» YOUR INSTRUCTIONS
Output every entry verbatim.

» DATA LISTING
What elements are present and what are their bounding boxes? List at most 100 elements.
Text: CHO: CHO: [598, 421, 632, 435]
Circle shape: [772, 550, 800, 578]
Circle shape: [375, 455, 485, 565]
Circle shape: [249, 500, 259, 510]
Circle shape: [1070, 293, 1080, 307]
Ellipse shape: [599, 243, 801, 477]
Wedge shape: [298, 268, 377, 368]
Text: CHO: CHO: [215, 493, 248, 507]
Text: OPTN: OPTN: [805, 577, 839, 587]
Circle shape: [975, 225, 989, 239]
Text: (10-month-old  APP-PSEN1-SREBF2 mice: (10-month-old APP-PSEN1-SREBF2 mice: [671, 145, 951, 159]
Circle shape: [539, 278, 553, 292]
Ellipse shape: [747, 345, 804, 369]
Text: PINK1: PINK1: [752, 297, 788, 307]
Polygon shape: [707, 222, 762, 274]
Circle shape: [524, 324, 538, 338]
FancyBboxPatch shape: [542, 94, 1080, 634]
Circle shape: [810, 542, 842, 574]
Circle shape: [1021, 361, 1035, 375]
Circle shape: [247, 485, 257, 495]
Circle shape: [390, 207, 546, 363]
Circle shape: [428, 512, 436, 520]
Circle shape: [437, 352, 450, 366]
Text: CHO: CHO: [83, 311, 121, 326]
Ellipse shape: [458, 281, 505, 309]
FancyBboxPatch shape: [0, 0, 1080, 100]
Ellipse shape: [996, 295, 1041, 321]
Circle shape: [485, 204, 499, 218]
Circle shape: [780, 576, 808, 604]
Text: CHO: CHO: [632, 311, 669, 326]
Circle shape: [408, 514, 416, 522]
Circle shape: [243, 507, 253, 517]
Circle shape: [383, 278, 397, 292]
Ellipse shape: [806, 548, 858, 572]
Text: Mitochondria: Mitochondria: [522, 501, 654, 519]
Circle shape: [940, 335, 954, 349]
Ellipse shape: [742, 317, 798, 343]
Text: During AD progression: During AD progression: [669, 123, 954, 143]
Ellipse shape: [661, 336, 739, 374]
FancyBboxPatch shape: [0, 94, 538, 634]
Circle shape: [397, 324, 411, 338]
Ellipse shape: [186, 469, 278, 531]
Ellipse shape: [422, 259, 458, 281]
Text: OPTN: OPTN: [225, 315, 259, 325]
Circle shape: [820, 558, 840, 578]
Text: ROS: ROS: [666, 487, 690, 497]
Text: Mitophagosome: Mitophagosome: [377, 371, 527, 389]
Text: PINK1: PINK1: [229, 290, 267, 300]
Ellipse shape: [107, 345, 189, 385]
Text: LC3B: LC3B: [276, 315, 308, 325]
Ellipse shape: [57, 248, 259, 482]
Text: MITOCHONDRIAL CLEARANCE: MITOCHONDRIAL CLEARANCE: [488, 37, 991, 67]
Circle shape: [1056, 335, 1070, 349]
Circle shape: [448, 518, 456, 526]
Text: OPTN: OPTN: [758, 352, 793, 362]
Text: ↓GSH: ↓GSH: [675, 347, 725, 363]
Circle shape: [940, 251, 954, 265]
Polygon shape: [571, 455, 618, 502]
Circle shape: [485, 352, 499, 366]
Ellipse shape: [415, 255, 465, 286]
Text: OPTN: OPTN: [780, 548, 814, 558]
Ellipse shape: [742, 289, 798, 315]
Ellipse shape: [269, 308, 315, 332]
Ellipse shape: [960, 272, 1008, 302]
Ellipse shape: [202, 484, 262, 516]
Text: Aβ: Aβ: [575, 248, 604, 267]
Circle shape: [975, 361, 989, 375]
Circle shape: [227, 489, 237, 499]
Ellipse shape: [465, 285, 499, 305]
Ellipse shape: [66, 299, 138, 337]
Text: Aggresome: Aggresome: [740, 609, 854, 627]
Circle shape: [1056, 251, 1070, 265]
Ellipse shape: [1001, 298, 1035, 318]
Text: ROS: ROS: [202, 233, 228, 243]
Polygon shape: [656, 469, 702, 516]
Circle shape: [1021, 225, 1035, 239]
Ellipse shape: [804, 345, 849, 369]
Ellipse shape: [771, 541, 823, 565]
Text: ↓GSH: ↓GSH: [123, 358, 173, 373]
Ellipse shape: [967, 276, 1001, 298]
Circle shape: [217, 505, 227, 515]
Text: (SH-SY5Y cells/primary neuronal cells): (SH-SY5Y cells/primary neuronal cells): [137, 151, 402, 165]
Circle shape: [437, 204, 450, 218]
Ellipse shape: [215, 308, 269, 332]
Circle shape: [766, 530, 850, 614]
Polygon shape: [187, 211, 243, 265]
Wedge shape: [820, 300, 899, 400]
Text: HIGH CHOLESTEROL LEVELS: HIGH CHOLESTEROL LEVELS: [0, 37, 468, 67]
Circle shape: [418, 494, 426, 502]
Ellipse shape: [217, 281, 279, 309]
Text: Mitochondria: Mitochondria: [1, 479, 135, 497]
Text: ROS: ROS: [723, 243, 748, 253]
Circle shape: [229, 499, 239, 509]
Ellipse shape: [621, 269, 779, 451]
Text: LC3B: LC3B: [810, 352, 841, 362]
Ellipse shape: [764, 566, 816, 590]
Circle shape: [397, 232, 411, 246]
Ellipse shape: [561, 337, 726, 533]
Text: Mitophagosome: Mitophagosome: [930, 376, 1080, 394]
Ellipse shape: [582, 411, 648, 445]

» EXPECTED OUTPUT
What elements are present and what are their bounding boxes? List at most 100 elements.
Text: CHO: CHO: [598, 421, 632, 435]
Circle shape: [772, 550, 800, 578]
Circle shape: [375, 455, 485, 565]
Circle shape: [249, 500, 259, 510]
Circle shape: [1070, 293, 1080, 307]
Ellipse shape: [599, 243, 801, 477]
Wedge shape: [298, 268, 377, 368]
Text: CHO: CHO: [215, 493, 248, 507]
Text: OPTN: OPTN: [805, 577, 839, 587]
Circle shape: [975, 225, 989, 239]
Text: (10-month-old  APP-PSEN1-SREBF2 mice: (10-month-old APP-PSEN1-SREBF2 mice: [671, 145, 951, 159]
Circle shape: [539, 278, 553, 292]
Ellipse shape: [747, 345, 804, 369]
Text: PINK1: PINK1: [752, 297, 788, 307]
Polygon shape: [707, 222, 762, 274]
Circle shape: [524, 324, 538, 338]
FancyBboxPatch shape: [542, 94, 1080, 634]
Circle shape: [810, 542, 842, 574]
Circle shape: [1021, 361, 1035, 375]
Circle shape: [247, 485, 257, 495]
Circle shape: [390, 207, 546, 363]
Circle shape: [428, 512, 436, 520]
Circle shape: [437, 352, 450, 366]
Text: CHO: CHO: [83, 311, 121, 326]
Ellipse shape: [458, 281, 505, 309]
FancyBboxPatch shape: [0, 0, 1080, 100]
Ellipse shape: [996, 295, 1041, 321]
Circle shape: [485, 204, 499, 218]
Circle shape: [780, 576, 808, 604]
Text: CHO: CHO: [632, 311, 669, 326]
Circle shape: [408, 514, 416, 522]
Circle shape: [243, 507, 253, 517]
Circle shape: [383, 278, 397, 292]
Ellipse shape: [806, 548, 858, 572]
Text: Mitochondria: Mitochondria: [522, 501, 654, 519]
Circle shape: [940, 335, 954, 349]
Ellipse shape: [742, 317, 798, 343]
Text: During AD progression: During AD progression: [669, 123, 954, 143]
Ellipse shape: [661, 336, 739, 374]
FancyBboxPatch shape: [0, 94, 538, 634]
Circle shape: [397, 324, 411, 338]
Ellipse shape: [186, 469, 278, 531]
Ellipse shape: [422, 259, 458, 281]
Text: OPTN: OPTN: [225, 315, 259, 325]
Circle shape: [820, 558, 840, 578]
Text: ROS: ROS: [666, 487, 690, 497]
Text: Mitophagosome: Mitophagosome: [377, 371, 527, 389]
Text: PINK1: PINK1: [229, 290, 267, 300]
Ellipse shape: [107, 345, 189, 385]
Text: LC3B: LC3B: [276, 315, 308, 325]
Ellipse shape: [57, 248, 259, 482]
Text: MITOCHONDRIAL CLEARANCE: MITOCHONDRIAL CLEARANCE: [488, 37, 991, 67]
Circle shape: [1056, 335, 1070, 349]
Circle shape: [448, 518, 456, 526]
Text: OPTN: OPTN: [758, 352, 793, 362]
Text: ↓GSH: ↓GSH: [675, 347, 725, 363]
Circle shape: [940, 251, 954, 265]
Polygon shape: [571, 455, 618, 502]
Circle shape: [485, 352, 499, 366]
Ellipse shape: [415, 255, 465, 286]
Text: OPTN: OPTN: [780, 548, 814, 558]
Ellipse shape: [742, 289, 798, 315]
Ellipse shape: [269, 308, 315, 332]
Ellipse shape: [960, 272, 1008, 302]
Ellipse shape: [202, 484, 262, 516]
Text: Aβ: Aβ: [575, 248, 604, 267]
Circle shape: [975, 361, 989, 375]
Circle shape: [227, 489, 237, 499]
Ellipse shape: [465, 285, 499, 305]
Ellipse shape: [66, 299, 138, 337]
Text: Aggresome: Aggresome: [740, 609, 854, 627]
Circle shape: [1056, 251, 1070, 265]
Ellipse shape: [1001, 298, 1035, 318]
Text: ROS: ROS: [202, 233, 228, 243]
Polygon shape: [656, 469, 702, 516]
Circle shape: [1021, 225, 1035, 239]
Ellipse shape: [804, 345, 849, 369]
Ellipse shape: [771, 541, 823, 565]
Text: ↓GSH: ↓GSH: [123, 358, 173, 373]
Ellipse shape: [967, 276, 1001, 298]
Circle shape: [217, 505, 227, 515]
Text: (SH-SY5Y cells/primary neuronal cells): (SH-SY5Y cells/primary neuronal cells): [137, 151, 402, 165]
Circle shape: [437, 204, 450, 218]
Ellipse shape: [215, 308, 269, 332]
Circle shape: [766, 530, 850, 614]
Polygon shape: [187, 211, 243, 265]
Wedge shape: [820, 300, 899, 400]
Text: HIGH CHOLESTEROL LEVELS: HIGH CHOLESTEROL LEVELS: [0, 37, 468, 67]
Circle shape: [418, 494, 426, 502]
Ellipse shape: [217, 281, 279, 309]
Text: Mitochondria: Mitochondria: [1, 479, 135, 497]
Text: ROS: ROS: [723, 243, 748, 253]
Circle shape: [229, 499, 239, 509]
Ellipse shape: [621, 269, 779, 451]
Text: LC3B: LC3B: [810, 352, 841, 362]
Ellipse shape: [764, 566, 816, 590]
Circle shape: [397, 232, 411, 246]
Ellipse shape: [561, 337, 726, 533]
Text: Mitophagosome: Mitophagosome: [930, 376, 1080, 394]
Ellipse shape: [582, 411, 648, 445]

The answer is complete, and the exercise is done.